Set task
From the entries that follow, extract each line holding the string "data".

Saved entries:
##########

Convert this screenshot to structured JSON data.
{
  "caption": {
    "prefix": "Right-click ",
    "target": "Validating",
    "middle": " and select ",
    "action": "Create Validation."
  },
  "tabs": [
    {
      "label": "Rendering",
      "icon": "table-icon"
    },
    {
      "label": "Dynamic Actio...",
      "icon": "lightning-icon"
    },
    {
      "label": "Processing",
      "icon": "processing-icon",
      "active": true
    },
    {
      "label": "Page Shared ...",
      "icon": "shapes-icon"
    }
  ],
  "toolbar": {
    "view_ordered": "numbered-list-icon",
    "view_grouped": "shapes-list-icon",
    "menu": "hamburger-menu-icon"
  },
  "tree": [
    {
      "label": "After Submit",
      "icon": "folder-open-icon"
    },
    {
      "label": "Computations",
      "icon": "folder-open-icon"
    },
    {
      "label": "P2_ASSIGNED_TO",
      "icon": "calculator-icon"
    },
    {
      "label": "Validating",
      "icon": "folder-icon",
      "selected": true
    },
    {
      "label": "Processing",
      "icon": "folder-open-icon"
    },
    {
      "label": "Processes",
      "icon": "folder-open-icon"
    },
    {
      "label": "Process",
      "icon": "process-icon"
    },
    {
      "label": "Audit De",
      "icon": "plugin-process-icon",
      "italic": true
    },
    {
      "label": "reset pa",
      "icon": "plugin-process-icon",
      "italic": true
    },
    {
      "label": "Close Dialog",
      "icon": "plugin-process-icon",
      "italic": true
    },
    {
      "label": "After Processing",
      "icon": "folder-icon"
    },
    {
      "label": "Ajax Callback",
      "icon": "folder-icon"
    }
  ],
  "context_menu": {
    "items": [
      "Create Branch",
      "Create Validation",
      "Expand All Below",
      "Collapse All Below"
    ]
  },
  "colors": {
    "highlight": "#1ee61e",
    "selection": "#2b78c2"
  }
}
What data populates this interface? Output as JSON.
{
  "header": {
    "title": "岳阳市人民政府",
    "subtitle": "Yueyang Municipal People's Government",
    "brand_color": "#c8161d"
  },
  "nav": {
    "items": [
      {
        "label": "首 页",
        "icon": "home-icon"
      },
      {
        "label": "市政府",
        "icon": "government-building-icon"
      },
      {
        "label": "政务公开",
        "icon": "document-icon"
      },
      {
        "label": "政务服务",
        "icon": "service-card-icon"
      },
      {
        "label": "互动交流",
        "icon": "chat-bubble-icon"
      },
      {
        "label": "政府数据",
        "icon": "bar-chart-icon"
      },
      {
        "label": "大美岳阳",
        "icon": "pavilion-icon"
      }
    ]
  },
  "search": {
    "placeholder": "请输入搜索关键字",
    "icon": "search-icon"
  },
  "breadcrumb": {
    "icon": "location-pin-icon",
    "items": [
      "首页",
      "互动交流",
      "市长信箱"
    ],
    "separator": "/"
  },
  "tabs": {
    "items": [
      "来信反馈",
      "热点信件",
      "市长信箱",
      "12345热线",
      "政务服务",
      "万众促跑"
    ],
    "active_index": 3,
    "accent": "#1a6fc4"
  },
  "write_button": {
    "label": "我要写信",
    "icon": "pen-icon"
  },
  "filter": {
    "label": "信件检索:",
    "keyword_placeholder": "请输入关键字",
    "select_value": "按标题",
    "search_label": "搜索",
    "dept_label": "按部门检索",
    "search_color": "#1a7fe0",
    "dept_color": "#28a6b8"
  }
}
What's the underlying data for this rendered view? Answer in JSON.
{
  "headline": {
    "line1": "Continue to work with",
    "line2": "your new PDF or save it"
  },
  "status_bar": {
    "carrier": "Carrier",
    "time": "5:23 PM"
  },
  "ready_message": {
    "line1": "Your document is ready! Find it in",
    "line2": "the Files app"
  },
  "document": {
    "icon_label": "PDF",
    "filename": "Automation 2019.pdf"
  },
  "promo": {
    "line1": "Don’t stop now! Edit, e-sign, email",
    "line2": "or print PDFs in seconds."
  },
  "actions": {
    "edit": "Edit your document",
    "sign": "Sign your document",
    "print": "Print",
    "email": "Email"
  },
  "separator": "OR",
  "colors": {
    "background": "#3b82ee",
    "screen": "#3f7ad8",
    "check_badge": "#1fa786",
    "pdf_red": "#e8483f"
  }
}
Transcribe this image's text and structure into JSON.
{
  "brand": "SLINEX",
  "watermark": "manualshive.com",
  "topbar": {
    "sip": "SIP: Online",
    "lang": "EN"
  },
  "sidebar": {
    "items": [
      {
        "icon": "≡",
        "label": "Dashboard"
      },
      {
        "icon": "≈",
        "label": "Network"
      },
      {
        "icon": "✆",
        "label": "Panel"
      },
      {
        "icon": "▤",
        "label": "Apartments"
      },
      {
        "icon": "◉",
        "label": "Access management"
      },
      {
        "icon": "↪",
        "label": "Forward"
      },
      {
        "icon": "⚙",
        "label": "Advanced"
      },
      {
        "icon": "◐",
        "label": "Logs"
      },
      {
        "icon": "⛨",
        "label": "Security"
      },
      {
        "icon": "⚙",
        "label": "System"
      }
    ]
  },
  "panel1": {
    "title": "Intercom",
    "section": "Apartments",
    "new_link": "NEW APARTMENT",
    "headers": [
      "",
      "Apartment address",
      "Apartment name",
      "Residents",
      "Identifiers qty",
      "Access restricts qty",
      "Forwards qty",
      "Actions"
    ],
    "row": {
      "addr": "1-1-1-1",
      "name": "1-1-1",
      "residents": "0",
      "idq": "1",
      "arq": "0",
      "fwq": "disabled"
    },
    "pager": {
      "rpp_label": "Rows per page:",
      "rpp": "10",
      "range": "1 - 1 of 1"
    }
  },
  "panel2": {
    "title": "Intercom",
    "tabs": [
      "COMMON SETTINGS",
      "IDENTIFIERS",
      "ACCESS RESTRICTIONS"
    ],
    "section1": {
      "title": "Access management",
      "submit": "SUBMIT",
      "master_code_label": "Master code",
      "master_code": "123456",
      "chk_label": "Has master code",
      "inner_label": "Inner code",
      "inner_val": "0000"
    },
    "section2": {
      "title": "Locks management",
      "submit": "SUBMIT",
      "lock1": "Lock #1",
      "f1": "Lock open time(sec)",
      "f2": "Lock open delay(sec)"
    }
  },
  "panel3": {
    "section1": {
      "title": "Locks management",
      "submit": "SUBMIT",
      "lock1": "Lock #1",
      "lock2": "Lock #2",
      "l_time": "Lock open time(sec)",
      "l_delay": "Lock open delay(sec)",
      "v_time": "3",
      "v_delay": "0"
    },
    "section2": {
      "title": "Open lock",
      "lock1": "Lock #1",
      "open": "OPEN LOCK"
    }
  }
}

##########

The solution
Convert this screenshot to structured JSON data.
What data populates this interface? Output as JSON.
What's the underlying data for this rendered view? Answer in JSON.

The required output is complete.